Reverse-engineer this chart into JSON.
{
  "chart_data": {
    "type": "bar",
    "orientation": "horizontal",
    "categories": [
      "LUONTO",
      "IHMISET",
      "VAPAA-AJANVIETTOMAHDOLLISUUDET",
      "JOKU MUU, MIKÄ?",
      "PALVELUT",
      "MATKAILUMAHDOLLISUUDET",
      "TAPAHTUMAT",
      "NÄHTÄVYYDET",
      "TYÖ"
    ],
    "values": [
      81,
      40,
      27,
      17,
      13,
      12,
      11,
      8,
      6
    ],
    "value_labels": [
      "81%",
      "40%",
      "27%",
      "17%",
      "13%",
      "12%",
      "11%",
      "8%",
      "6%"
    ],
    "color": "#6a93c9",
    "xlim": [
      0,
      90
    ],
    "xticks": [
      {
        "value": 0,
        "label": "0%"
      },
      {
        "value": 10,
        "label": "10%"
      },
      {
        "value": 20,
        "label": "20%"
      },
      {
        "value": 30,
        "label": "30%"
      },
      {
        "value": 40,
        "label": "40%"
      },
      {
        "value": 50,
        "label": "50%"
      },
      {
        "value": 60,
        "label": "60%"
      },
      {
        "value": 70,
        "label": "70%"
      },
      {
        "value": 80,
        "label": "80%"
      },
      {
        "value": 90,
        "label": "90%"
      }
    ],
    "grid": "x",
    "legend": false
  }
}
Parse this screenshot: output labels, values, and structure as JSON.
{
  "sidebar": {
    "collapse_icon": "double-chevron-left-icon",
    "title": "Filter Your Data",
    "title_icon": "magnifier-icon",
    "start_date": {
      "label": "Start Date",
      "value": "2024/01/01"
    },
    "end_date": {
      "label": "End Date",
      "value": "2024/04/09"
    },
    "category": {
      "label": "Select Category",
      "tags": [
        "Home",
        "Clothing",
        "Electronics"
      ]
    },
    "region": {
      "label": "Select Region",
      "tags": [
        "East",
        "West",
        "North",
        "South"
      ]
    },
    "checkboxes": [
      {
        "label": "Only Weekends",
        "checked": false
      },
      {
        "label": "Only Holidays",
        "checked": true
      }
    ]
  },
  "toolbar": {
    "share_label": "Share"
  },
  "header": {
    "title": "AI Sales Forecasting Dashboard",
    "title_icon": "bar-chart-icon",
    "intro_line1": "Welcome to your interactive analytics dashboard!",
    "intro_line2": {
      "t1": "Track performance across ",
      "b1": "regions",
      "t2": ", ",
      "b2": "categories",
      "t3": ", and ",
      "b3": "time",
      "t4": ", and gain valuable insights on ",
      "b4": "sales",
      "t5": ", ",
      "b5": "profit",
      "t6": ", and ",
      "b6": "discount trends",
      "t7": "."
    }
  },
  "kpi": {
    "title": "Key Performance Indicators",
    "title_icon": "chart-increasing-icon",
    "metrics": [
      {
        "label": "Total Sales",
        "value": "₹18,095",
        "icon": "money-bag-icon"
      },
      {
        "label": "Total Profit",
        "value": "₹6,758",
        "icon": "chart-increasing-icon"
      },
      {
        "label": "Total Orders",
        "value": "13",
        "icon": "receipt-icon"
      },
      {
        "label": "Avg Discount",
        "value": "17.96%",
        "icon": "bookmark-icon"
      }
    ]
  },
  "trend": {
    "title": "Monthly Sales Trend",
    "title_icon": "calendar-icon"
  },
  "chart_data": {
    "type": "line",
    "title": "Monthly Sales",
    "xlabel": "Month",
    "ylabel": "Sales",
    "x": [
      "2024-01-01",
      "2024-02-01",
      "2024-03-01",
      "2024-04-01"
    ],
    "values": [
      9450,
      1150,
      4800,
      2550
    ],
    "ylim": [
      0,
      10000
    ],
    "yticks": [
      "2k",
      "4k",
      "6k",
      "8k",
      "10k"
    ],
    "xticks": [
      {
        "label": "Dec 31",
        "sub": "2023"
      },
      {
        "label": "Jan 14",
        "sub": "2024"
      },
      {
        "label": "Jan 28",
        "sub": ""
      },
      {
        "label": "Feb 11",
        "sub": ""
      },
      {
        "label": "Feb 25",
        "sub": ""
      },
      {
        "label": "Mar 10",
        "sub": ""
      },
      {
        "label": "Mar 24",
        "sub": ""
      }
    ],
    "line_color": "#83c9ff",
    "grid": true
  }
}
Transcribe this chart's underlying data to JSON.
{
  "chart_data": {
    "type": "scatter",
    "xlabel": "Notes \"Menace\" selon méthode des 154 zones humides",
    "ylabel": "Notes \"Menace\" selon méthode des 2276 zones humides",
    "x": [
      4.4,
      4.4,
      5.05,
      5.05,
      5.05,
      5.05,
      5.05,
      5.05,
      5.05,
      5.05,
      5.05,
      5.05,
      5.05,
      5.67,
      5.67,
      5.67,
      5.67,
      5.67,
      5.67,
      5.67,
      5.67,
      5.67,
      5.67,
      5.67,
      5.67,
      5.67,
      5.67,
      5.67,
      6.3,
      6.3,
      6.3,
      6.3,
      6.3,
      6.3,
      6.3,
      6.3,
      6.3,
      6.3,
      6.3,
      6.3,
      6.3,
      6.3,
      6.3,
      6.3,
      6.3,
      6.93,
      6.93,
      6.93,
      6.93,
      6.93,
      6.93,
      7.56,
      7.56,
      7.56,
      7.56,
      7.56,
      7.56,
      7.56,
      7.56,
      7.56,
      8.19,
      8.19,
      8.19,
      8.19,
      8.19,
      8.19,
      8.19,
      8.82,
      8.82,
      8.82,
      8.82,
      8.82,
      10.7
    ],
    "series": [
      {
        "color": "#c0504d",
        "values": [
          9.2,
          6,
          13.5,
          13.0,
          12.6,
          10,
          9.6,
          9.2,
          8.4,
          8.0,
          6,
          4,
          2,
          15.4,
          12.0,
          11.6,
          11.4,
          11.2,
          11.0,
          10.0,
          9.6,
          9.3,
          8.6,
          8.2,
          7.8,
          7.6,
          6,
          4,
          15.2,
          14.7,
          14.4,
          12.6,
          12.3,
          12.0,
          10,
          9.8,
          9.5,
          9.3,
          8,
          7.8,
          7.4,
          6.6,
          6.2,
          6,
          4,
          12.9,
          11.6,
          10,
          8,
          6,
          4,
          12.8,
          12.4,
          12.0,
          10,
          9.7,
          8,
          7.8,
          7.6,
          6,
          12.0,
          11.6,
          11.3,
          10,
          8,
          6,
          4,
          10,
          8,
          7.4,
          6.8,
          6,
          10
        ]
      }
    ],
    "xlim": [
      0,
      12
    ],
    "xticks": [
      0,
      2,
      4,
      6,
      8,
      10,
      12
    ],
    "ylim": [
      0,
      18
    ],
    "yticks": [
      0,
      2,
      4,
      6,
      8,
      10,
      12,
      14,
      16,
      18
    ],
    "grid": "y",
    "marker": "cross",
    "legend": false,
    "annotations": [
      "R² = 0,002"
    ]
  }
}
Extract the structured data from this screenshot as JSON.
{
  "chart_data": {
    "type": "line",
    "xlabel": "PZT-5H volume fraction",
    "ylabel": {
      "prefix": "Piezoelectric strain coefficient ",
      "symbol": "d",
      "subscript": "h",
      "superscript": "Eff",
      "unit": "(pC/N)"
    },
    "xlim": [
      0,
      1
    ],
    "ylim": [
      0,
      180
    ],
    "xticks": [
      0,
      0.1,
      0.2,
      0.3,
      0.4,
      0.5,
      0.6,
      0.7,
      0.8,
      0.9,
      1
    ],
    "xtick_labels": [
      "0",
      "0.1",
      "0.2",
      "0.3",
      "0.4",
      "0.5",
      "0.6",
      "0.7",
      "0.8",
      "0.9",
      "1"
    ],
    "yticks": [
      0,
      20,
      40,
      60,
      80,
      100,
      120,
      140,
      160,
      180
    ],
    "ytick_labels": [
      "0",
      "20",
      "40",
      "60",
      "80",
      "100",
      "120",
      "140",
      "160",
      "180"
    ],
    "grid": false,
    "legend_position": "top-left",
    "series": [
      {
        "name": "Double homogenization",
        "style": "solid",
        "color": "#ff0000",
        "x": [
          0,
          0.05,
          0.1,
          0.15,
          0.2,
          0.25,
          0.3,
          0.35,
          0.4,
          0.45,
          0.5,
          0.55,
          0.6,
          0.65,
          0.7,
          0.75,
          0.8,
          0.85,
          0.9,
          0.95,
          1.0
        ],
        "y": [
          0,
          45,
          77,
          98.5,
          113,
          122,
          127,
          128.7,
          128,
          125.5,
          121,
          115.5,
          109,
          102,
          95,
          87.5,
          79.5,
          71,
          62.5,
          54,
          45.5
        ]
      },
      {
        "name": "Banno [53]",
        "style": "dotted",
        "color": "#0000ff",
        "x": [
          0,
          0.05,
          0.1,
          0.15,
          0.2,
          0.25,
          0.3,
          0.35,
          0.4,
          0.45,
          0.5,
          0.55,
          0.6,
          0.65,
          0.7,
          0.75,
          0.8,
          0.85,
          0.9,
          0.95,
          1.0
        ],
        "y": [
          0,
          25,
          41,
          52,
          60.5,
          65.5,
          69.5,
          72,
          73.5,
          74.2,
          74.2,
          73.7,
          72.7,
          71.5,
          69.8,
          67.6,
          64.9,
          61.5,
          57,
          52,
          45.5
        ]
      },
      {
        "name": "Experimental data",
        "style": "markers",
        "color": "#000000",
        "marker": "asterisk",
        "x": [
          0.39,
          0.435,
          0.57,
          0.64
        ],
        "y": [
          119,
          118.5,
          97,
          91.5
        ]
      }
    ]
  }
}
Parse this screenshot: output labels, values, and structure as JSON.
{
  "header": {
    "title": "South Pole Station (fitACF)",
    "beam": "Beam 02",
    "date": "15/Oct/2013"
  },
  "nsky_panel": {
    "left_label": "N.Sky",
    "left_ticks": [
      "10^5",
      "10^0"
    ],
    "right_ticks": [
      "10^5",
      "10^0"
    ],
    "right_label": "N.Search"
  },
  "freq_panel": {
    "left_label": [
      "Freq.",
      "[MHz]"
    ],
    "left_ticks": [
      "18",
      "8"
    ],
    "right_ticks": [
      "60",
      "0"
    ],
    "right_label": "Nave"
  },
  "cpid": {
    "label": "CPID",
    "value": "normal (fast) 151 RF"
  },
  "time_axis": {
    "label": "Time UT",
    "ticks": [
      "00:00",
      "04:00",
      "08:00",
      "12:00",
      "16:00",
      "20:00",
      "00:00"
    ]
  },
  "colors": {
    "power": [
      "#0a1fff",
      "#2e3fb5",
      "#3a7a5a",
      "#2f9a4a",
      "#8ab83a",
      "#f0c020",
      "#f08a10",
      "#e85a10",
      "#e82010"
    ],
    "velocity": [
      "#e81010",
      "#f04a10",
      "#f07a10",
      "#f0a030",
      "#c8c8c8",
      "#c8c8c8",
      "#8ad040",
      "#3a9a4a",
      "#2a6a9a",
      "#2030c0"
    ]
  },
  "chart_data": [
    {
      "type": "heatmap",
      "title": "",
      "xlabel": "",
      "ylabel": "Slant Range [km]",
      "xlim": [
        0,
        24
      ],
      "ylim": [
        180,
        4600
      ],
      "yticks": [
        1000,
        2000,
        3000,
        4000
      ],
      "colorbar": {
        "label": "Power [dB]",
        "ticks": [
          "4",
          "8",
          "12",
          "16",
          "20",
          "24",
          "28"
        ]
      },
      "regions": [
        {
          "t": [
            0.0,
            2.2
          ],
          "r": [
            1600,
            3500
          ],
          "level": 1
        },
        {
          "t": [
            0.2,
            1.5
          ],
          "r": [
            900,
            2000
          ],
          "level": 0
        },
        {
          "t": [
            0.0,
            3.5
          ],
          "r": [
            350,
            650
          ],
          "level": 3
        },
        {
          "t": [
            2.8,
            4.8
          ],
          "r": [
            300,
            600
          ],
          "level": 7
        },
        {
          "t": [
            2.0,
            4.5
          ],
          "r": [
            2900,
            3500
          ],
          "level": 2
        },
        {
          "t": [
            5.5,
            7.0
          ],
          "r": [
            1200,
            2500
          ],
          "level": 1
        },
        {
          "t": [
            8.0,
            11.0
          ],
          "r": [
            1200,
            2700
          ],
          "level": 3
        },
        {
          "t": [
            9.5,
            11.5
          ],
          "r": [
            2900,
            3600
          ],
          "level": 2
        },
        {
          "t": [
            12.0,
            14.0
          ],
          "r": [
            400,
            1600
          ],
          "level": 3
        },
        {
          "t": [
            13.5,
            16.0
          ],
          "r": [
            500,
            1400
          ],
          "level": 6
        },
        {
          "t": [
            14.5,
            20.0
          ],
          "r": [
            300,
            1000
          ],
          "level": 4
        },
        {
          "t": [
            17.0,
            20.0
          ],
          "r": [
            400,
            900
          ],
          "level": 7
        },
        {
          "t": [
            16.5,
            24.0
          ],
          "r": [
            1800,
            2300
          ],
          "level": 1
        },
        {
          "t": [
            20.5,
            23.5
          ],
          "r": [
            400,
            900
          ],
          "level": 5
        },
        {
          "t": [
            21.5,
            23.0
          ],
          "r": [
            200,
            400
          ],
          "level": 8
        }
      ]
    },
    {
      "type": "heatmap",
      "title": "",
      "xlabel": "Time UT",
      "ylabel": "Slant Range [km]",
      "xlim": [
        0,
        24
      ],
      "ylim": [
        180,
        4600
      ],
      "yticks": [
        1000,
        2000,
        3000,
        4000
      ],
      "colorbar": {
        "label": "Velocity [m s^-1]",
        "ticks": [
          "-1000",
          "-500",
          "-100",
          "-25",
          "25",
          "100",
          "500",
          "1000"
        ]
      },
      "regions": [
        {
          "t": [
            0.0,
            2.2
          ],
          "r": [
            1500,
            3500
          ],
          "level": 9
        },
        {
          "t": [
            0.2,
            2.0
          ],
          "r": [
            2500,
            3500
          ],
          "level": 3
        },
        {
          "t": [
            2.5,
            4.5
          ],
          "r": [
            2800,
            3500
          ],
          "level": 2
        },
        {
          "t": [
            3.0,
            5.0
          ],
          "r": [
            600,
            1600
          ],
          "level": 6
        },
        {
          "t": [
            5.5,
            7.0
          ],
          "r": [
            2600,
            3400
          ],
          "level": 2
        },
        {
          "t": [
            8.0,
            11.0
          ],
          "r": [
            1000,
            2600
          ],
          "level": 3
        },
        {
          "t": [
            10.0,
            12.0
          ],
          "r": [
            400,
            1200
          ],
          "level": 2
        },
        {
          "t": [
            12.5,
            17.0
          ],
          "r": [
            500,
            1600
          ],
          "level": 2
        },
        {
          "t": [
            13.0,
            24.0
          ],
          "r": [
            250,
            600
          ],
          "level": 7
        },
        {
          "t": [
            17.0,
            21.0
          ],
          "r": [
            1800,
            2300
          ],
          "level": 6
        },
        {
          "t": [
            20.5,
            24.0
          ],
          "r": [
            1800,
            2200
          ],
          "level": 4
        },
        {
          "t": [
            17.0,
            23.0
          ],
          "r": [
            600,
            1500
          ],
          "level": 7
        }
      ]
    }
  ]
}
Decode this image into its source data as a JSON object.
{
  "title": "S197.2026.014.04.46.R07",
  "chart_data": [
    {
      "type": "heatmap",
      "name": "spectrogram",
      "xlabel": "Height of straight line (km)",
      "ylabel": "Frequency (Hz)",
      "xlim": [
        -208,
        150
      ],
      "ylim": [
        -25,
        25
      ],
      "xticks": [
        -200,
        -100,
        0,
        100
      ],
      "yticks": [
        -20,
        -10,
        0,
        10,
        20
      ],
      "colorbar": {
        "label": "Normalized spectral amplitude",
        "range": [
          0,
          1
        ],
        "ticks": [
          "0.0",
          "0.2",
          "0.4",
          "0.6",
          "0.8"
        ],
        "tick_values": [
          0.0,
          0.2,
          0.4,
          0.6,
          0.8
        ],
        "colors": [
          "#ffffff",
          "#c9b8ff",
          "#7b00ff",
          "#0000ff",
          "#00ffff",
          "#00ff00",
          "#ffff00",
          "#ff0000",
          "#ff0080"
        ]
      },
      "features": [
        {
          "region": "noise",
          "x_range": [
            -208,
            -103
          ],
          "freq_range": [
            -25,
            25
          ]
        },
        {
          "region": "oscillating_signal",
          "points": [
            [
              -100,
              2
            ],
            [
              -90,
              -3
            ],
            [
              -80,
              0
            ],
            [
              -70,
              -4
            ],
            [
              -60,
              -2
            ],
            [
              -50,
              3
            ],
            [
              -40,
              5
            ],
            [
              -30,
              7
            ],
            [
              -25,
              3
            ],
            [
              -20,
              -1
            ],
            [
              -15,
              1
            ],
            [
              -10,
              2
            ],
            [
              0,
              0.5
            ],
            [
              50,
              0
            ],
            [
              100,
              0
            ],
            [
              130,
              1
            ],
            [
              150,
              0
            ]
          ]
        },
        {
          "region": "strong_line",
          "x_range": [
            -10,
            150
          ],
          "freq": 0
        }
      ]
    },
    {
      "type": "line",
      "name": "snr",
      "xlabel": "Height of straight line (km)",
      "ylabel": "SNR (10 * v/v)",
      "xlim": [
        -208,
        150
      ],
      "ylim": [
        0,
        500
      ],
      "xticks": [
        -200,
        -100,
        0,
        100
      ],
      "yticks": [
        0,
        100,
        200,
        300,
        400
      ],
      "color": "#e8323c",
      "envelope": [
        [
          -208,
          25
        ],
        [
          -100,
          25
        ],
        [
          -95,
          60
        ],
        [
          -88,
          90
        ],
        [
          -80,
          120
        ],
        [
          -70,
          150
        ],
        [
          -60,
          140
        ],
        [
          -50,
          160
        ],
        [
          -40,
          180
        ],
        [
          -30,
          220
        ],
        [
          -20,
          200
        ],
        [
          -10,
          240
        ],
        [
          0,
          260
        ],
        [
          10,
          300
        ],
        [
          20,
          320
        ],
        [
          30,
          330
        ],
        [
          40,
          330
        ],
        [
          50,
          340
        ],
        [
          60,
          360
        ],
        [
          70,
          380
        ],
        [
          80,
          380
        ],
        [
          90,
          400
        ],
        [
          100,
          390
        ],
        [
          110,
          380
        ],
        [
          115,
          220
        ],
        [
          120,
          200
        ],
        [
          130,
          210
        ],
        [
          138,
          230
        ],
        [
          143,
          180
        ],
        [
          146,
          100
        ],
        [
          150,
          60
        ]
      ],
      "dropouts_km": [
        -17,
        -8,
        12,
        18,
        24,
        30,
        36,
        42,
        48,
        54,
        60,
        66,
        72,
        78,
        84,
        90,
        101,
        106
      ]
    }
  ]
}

What to do: Identify every line holding the word "into" and copy it out.

Exercise response:
Reverse-engineer this chart into JSON.
Decode this image into its source data as a JSON object.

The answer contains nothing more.